_THE REQUEST_
Check each line of the records below and collect those holding "text".

_LISTING_
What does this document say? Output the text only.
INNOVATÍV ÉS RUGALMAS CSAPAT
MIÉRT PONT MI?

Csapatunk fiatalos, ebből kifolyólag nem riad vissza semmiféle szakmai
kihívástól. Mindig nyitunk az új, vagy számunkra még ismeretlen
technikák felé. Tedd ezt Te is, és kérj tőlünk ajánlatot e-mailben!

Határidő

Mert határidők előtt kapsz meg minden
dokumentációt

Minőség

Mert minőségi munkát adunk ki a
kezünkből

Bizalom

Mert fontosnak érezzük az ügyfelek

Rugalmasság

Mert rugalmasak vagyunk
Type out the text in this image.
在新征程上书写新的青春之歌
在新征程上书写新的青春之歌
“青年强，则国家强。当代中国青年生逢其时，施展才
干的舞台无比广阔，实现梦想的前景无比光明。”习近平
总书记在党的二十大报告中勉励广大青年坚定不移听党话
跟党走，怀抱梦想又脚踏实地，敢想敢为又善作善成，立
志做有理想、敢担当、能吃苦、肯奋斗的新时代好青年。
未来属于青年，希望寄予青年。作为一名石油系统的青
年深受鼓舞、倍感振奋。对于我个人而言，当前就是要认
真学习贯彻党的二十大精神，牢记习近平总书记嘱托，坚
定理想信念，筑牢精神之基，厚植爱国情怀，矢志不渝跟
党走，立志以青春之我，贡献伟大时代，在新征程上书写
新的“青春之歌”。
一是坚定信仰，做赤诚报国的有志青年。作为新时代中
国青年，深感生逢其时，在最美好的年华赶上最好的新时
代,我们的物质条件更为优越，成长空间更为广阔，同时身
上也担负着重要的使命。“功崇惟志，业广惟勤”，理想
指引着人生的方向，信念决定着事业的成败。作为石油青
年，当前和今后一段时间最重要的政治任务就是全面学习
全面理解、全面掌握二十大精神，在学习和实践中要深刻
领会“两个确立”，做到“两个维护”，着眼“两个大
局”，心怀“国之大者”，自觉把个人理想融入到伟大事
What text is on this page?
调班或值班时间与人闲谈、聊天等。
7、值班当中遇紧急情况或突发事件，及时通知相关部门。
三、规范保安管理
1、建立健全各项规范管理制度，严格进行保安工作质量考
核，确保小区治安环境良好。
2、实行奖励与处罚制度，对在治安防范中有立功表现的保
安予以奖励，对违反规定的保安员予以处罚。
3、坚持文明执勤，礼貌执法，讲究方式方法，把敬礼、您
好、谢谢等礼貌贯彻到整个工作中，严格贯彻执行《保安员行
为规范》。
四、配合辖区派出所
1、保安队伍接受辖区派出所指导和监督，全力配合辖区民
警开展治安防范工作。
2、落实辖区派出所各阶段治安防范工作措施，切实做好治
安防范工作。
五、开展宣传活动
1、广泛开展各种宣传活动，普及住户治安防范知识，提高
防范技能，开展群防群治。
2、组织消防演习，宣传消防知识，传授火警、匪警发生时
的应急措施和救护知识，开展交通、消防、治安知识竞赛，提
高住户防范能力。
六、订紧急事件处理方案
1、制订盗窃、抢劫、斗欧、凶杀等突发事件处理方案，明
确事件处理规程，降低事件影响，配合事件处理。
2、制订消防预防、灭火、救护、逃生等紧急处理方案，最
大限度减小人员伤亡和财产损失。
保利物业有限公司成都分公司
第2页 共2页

_EXERCISE RESULT_
What does this document say? Output the text only.
Type out the text in this image.
What text is on this page?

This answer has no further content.